SET EXERCISE
Extract all of the data and reproduce it precisely.

A run of records
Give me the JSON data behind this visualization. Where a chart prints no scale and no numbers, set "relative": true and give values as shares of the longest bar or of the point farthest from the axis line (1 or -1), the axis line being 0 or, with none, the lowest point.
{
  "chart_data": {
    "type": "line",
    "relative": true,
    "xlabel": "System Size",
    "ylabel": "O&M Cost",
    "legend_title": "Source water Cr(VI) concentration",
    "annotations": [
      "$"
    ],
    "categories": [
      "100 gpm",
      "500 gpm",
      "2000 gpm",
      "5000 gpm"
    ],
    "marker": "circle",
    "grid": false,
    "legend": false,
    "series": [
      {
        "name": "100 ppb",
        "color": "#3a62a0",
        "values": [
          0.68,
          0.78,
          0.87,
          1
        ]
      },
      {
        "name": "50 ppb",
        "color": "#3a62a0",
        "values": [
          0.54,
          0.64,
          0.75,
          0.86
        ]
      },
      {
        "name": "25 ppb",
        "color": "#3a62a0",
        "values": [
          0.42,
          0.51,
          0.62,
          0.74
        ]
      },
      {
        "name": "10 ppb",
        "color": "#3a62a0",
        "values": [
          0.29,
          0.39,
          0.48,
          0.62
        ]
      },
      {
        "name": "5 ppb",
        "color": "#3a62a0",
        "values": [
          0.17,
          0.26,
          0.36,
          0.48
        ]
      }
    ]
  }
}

EXERCISE OUTPUT
Give me the JSON data behind this visualization. Where a chart prints no scale and no numbers, set "relative": true and give values as shares of the longest bar or of the point farthest from the axis line (1 or -1), the axis line being 0 or, with none, the lowest point.
{
  "chart_data": {
    "type": "line",
    "relative": true,
    "xlabel": "System Size",
    "ylabel": "O&M Cost",
    "legend_title": "Source water Cr(VI) concentration",
    "annotations": [
      "$"
    ],
    "categories": [
      "100 gpm",
      "500 gpm",
      "2000 gpm",
      "5000 gpm"
    ],
    "marker": "circle",
    "grid": false,
    "legend": false,
    "series": [
      {
        "name": "100 ppb",
        "color": "#3a62a0",
        "values": [
          0.68,
          0.78,
          0.87,
          1
        ]
      },
      {
        "name": "50 ppb",
        "color": "#3a62a0",
        "values": [
          0.54,
          0.64,
          0.75,
          0.86
        ]
      },
      {
        "name": "25 ppb",
        "color": "#3a62a0",
        "values": [
          0.42,
          0.51,
          0.62,
          0.74
        ]
      },
      {
        "name": "10 ppb",
        "color": "#3a62a0",
        "values": [
          0.29,
          0.39,
          0.48,
          0.62
        ]
      },
      {
        "name": "5 ppb",
        "color": "#3a62a0",
        "values": [
          0.17,
          0.26,
          0.36,
          0.48
        ]
      }
    ]
  }
}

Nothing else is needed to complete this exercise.